▶ [PROMPT] Retype every entry word for word.

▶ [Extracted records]
○ ○ ○ ○ ○
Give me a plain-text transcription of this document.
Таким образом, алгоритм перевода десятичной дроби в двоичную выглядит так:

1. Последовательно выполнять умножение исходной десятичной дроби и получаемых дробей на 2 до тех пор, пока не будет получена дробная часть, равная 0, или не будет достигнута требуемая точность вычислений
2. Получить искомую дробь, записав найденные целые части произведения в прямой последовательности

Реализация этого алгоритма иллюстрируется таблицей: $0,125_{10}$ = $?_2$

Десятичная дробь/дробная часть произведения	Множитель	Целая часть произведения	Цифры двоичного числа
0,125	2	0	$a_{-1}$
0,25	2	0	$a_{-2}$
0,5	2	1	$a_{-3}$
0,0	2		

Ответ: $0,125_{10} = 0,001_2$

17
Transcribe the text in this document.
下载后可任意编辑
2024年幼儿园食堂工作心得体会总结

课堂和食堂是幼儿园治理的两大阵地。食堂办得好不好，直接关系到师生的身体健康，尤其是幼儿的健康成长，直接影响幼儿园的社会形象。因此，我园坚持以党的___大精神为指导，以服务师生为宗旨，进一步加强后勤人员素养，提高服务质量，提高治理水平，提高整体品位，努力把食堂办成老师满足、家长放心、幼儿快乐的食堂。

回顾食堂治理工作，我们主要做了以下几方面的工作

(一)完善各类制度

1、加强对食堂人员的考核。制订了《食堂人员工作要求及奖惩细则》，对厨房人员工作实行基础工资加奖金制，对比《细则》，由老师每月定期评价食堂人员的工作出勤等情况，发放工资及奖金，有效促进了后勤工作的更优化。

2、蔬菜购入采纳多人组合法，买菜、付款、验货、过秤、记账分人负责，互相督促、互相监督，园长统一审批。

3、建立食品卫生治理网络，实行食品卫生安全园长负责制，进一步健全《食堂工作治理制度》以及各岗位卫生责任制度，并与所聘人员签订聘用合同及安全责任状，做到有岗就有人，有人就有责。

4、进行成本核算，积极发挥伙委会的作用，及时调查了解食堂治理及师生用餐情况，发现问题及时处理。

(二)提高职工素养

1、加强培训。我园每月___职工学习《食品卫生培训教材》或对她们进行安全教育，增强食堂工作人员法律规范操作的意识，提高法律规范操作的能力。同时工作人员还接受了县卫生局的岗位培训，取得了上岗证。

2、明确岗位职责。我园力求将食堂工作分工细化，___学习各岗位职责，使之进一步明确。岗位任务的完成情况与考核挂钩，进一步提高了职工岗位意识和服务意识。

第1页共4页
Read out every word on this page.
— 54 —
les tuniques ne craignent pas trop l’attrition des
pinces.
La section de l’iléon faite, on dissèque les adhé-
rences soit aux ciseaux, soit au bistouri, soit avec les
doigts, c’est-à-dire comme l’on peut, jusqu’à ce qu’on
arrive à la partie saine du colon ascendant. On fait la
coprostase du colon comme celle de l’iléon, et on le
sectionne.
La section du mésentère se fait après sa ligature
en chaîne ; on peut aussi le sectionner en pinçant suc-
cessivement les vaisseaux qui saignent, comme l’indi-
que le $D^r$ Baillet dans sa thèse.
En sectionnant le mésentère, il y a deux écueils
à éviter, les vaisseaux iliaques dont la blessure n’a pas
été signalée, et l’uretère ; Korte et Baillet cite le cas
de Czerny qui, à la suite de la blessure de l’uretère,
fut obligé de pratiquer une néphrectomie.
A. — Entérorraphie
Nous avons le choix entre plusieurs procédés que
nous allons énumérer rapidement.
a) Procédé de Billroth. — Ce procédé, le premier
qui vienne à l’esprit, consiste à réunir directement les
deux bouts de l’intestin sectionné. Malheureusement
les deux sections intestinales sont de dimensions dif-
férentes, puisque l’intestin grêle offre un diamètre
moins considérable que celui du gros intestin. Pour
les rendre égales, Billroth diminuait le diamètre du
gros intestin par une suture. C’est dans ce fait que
○ ○ ○ ○ ○
▶ [ANSWER TO THE TASK]
Give me a plain-text transcription of this document.
Таким образом, алгоритм перевода десятичной дроби в двоичную выглядит так:

1. Последовательно выполнять умножение исходной десятичной дроби и получаемых дробей на 2 до тех пор, пока не будет получена дробная часть, равная 0, или не будет достигнута требуемая точность вычислений
2. Получить искомую дробь, записав найденные целые части произведения в прямой последовательности

Реализация этого алгоритма иллюстрируется таблицей: $0,125_{10}$ = $?_2$

Десятичная дробь/дробная часть произведения	Множитель	Целая часть произведения	Цифры двоичного числа
0,125	2	0	$a_{-1}$
0,25	2	0	$a_{-2}$
0,5	2	1	$a_{-3}$
0,0	2		

Ответ: $0,125_{10} = 0,001_2$

17
Transcribe the text in this document.
下载后可任意编辑
2024年幼儿园食堂工作心得体会总结

课堂和食堂是幼儿园治理的两大阵地。食堂办得好不好，直接关系到师生的身体健康，尤其是幼儿的健康成长，直接影响幼儿园的社会形象。因此，我园坚持以党的___大精神为指导，以服务师生为宗旨，进一步加强后勤人员素养，提高服务质量，提高治理水平，提高整体品位，努力把食堂办成老师满足、家长放心、幼儿快乐的食堂。

回顾食堂治理工作，我们主要做了以下几方面的工作

(一)完善各类制度

1、加强对食堂人员的考核。制订了《食堂人员工作要求及奖惩细则》，对厨房人员工作实行基础工资加奖金制，对比《细则》，由老师每月定期评价食堂人员的工作出勤等情况，发放工资及奖金，有效促进了后勤工作的更优化。

2、蔬菜购入采纳多人组合法，买菜、付款、验货、过秤、记账分人负责，互相督促、互相监督，园长统一审批。

3、建立食品卫生治理网络，实行食品卫生安全园长负责制，进一步健全《食堂工作治理制度》以及各岗位卫生责任制度，并与所聘人员签订聘用合同及安全责任状，做到有岗就有人，有人就有责。

4、进行成本核算，积极发挥伙委会的作用，及时调查了解食堂治理及师生用餐情况，发现问题及时处理。

(二)提高职工素养

1、加强培训。我园每月___职工学习《食品卫生培训教材》或对她们进行安全教育，增强食堂工作人员法律规范操作的意识，提高法律规范操作的能力。同时工作人员还接受了县卫生局的岗位培训，取得了上岗证。

2、明确岗位职责。我园力求将食堂工作分工细化，___学习各岗位职责，使之进一步明确。岗位任务的完成情况与考核挂钩，进一步提高了职工岗位意识和服务意识。

第1页共4页
Read out every word on this page.
— 54 —
les tuniques ne craignent pas trop l’attrition des
pinces.
La section de l’iléon faite, on dissèque les adhé-
rences soit aux ciseaux, soit au bistouri, soit avec les
doigts, c’est-à-dire comme l’on peut, jusqu’à ce qu’on
arrive à la partie saine du colon ascendant. On fait la
coprostase du colon comme celle de l’iléon, et on le
sectionne.
La section du mésentère se fait après sa ligature
en chaîne ; on peut aussi le sectionner en pinçant suc-
cessivement les vaisseaux qui saignent, comme l’indi-
que le $D^r$ Baillet dans sa thèse.
En sectionnant le mésentère, il y a deux écueils
à éviter, les vaisseaux iliaques dont la blessure n’a pas
été signalée, et l’uretère ; Korte et Baillet cite le cas
de Czerny qui, à la suite de la blessure de l’uretère,
fut obligé de pratiquer une néphrectomie.
A. — Entérorraphie
Nous avons le choix entre plusieurs procédés que
nous allons énumérer rapidement.
a) Procédé de Billroth. — Ce procédé, le premier
qui vienne à l’esprit, consiste à réunir directement les
deux bouts de l’intestin sectionné. Malheureusement
les deux sections intestinales sont de dimensions dif-
férentes, puisque l’intestin grêle offre un diamètre
moins considérable que celui du gros intestin. Pour
les rendre égales, Billroth diminuait le diamètre du
gros intestin par une suture. C’est dans ce fait que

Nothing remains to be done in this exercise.